● **What you will do**: Using the listing below, select the lines with the word "ffffff" and copy them.

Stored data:
▬▬▬▬▬▬▬▬▬▬

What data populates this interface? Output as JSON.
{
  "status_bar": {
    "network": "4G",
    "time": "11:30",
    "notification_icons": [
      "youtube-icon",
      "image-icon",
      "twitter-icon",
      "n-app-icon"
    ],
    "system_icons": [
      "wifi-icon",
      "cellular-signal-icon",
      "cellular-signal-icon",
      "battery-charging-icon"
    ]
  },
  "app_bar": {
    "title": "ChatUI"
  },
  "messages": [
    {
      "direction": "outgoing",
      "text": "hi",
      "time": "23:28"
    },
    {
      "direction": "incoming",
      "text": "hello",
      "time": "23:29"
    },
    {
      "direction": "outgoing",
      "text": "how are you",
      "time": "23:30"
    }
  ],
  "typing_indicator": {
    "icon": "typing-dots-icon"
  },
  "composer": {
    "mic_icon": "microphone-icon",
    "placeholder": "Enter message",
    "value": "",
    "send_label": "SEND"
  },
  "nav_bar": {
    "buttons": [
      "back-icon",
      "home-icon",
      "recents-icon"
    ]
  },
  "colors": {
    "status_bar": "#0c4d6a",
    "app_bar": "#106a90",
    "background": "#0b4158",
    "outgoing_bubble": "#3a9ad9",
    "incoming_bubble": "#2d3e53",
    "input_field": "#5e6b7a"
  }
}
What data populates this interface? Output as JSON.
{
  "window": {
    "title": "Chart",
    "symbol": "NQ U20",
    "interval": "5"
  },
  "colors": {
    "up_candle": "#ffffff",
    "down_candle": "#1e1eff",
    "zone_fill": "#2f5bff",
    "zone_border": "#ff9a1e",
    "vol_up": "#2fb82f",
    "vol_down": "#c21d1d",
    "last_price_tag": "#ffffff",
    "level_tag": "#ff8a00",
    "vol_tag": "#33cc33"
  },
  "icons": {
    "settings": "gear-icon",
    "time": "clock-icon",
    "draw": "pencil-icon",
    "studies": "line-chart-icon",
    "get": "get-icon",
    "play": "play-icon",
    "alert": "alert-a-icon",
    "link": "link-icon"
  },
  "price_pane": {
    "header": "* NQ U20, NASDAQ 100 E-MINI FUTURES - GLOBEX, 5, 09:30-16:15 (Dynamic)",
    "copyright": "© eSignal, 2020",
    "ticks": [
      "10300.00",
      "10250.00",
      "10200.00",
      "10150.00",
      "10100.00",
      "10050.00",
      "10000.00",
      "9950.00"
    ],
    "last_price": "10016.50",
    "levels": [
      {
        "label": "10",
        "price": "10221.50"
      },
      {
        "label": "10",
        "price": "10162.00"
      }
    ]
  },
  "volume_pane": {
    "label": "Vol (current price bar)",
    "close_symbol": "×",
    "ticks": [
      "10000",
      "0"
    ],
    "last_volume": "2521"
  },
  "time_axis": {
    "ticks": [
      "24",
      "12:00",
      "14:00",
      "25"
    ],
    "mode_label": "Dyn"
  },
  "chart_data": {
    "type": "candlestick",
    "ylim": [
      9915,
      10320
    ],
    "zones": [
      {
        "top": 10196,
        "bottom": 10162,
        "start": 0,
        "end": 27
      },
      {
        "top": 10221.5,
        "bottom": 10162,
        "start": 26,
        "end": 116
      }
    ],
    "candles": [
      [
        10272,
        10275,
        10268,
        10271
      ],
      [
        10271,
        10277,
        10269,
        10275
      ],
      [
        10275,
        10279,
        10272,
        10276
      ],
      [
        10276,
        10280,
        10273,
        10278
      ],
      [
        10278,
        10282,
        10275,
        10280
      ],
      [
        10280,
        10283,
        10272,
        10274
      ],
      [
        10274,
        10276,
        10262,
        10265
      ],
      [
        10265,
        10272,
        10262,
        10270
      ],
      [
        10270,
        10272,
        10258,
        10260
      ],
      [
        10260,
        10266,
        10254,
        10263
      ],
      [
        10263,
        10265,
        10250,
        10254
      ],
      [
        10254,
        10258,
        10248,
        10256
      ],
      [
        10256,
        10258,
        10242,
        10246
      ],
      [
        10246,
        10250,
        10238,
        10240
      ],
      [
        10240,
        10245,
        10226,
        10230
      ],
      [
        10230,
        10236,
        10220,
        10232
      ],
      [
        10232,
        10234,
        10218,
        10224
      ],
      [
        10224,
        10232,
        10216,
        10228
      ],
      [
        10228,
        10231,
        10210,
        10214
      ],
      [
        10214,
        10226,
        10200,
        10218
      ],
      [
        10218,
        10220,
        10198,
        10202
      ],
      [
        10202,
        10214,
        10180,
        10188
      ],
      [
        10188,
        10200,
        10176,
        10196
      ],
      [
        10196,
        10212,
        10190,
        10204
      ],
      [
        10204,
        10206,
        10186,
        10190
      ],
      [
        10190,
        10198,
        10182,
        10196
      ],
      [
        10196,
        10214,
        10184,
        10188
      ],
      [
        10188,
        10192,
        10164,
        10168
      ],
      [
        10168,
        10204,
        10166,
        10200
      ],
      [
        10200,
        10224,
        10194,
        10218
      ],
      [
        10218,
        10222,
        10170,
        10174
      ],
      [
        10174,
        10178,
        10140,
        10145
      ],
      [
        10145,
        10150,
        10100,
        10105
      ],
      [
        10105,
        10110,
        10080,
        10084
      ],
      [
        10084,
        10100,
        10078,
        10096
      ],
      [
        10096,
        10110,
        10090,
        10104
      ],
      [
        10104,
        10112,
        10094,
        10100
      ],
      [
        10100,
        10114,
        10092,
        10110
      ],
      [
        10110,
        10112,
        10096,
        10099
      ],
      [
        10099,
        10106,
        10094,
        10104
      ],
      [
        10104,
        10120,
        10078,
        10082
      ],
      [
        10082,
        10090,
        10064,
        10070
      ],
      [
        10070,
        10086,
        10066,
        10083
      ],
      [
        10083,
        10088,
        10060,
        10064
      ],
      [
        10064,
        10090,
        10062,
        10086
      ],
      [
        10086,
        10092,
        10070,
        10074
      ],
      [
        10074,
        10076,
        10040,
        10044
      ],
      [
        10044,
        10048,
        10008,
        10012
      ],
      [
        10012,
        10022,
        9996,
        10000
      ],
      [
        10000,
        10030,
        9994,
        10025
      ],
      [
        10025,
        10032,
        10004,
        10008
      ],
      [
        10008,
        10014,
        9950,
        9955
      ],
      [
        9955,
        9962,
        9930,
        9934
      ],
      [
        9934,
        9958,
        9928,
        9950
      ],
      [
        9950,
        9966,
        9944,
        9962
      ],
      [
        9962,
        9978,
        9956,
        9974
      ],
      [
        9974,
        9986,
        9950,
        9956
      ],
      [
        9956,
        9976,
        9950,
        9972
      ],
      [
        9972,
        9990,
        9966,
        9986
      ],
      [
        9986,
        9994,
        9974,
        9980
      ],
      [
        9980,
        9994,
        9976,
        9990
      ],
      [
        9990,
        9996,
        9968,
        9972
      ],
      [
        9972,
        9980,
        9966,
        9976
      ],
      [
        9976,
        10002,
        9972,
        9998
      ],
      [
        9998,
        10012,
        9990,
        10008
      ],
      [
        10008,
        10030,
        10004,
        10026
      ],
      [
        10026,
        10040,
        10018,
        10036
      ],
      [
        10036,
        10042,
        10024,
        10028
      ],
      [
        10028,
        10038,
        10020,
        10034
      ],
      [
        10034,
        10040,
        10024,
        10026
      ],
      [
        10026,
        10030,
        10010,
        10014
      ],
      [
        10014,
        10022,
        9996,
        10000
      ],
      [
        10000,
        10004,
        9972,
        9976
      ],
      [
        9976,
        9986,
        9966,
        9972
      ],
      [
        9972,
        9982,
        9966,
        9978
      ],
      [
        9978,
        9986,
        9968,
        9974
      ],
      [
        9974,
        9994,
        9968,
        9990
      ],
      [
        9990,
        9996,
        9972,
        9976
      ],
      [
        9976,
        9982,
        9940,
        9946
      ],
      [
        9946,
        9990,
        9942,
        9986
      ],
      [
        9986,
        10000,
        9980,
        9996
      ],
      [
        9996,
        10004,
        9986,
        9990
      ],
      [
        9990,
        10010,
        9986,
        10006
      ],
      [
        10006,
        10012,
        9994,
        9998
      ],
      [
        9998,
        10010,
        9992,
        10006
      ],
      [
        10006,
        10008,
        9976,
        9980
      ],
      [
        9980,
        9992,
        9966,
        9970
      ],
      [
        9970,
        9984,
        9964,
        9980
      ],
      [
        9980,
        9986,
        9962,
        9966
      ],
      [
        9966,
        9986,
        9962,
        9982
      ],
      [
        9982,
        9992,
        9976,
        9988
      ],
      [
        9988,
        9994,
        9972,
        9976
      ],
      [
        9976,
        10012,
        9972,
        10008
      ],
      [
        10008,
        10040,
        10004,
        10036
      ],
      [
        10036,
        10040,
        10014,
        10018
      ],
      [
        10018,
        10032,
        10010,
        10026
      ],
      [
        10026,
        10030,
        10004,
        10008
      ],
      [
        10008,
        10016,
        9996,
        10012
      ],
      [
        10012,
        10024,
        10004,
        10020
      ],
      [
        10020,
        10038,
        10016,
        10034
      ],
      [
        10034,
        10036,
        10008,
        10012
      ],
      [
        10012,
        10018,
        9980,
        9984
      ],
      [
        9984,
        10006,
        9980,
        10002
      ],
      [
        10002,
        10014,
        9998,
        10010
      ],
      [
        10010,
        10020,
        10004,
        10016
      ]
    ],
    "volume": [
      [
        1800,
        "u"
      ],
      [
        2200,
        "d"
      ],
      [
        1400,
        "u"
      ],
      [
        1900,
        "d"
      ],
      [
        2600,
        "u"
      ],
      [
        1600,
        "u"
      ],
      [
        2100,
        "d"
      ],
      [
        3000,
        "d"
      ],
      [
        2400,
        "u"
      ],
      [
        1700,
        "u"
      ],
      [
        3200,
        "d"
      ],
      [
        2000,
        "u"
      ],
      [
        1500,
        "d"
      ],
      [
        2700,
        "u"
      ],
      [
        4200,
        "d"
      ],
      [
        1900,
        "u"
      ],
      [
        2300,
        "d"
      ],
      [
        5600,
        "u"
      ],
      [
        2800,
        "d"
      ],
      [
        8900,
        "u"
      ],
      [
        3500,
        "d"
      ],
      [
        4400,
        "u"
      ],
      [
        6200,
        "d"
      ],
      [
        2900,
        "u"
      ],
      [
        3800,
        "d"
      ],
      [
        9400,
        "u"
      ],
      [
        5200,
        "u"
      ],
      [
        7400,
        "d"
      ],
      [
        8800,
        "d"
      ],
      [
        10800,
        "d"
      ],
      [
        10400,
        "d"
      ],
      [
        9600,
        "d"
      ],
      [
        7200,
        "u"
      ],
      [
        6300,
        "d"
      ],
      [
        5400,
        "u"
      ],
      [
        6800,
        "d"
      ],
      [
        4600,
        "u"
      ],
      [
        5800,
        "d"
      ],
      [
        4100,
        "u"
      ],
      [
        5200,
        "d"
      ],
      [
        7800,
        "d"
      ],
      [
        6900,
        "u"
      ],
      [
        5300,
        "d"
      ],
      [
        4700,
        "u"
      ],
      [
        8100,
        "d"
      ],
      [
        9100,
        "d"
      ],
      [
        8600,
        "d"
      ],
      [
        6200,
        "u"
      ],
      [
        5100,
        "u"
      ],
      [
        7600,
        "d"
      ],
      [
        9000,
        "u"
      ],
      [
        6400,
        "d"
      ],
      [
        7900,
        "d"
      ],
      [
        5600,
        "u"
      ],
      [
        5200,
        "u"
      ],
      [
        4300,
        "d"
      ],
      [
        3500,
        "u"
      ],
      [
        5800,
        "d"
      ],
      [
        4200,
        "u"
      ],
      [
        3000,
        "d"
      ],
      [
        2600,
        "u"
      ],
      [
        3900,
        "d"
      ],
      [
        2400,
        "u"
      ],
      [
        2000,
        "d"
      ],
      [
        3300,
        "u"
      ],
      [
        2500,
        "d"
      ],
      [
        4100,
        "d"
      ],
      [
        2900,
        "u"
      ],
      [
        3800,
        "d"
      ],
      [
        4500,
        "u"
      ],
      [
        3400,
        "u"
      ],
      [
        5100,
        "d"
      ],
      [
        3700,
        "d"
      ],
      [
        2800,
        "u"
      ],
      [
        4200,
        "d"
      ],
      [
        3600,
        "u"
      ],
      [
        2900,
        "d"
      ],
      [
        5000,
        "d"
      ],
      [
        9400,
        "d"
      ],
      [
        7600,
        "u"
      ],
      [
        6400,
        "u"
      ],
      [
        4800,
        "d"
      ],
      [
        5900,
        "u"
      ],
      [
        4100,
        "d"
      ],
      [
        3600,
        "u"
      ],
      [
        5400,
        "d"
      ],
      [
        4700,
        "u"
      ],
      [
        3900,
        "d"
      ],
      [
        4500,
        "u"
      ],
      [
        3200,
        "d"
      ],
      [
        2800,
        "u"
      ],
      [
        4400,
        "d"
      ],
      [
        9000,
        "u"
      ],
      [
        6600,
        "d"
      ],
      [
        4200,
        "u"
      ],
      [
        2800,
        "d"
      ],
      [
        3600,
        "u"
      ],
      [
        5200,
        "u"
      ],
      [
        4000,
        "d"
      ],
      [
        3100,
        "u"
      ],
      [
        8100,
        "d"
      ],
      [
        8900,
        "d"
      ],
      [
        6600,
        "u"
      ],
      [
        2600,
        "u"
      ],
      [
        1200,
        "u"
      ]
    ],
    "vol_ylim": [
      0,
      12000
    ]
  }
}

▬▬▬▬▬▬▬▬▬▬

● **Task response**:
    "up_candle": "#ffffff",
    "last_price_tag": "#ffffff",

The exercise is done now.